Look for "name" in each line of the entries, and return the matching lines.

#### DATASET EXTRACT ####

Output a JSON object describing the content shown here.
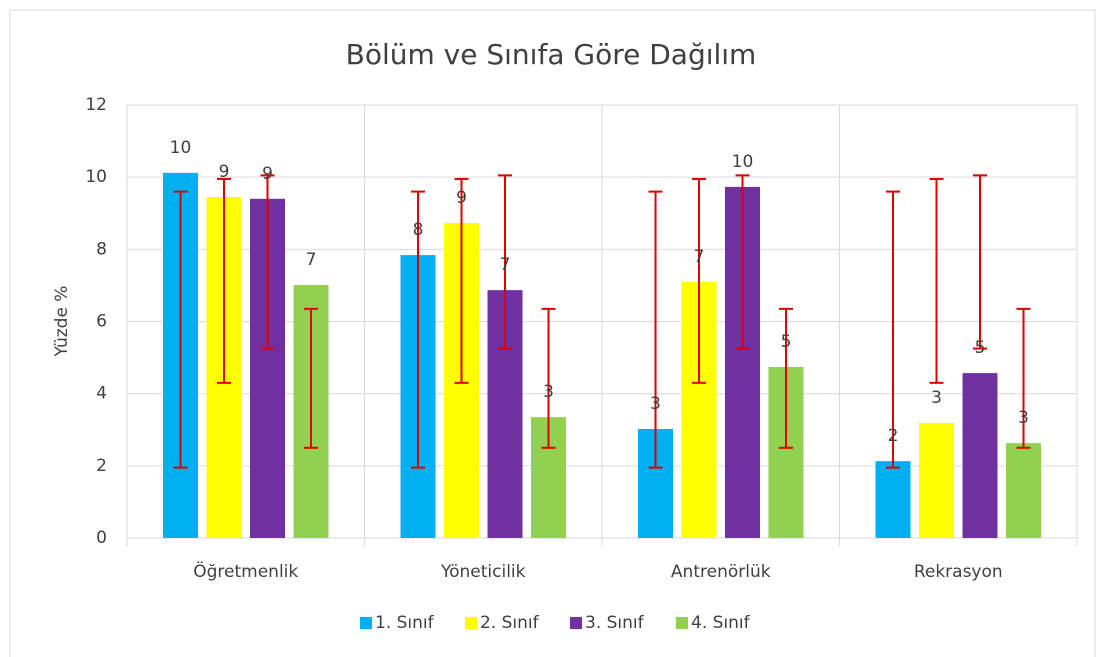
{
  "chart_data": {
    "type": "bar",
    "title": "Bölüm ve Sınıfa Göre Dağılım",
    "y_label": "Yüzde %",
    "categories": [
      "Öğretmenlik",
      "Yöneticilik",
      "Antrenörlük",
      "Rekrasyon"
    ],
    "ylim": [
      0,
      12
    ],
    "yticks": [
      0,
      2,
      4,
      6,
      8,
      10,
      12
    ],
    "grid": true,
    "legend": "bottom",
    "series": [
      {
        "name": "1. Sınıf",
        "color": "#00b0f0",
        "values": [
          10.12,
          7.84,
          3.02,
          2.13
        ],
        "value_labels": [
          "10",
          "8",
          "3",
          "2"
        ],
        "error_low": [
          1.95,
          1.95,
          1.95,
          1.95
        ],
        "error_high": [
          9.6,
          9.6,
          9.6,
          9.6
        ]
      },
      {
        "name": "2. Sınıf",
        "color": "#ffff00",
        "values": [
          9.45,
          8.73,
          7.1,
          3.19
        ],
        "value_labels": [
          "9",
          "9",
          "7",
          "3"
        ],
        "error_low": [
          4.3,
          4.3,
          4.3,
          4.3
        ],
        "error_high": [
          9.95,
          9.95,
          9.95,
          9.95
        ]
      },
      {
        "name": "3. Sınıf",
        "color": "#7030a0",
        "values": [
          9.4,
          6.87,
          9.73,
          4.57
        ],
        "value_labels": [
          "9",
          "7",
          "10",
          "5"
        ],
        "error_low": [
          5.25,
          5.25,
          5.25,
          5.25
        ],
        "error_high": [
          10.05,
          10.05,
          10.05,
          10.05
        ]
      },
      {
        "name": "4. Sınıf",
        "color": "#92d050",
        "values": [
          7.01,
          3.35,
          4.74,
          2.63
        ],
        "value_labels": [
          "7",
          "3",
          "5",
          "3"
        ],
        "error_low": [
          2.5,
          2.5,
          2.5,
          2.5
        ],
        "error_high": [
          6.35,
          6.35,
          6.35,
          6.35
        ]
      }
    ]
  }
}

####

__THE ANSWER__:
        "name": "1. Sınıf",
        "name": "2. Sınıf",
        "name": "3. Sınıf",
        "name": "4. Sınıf",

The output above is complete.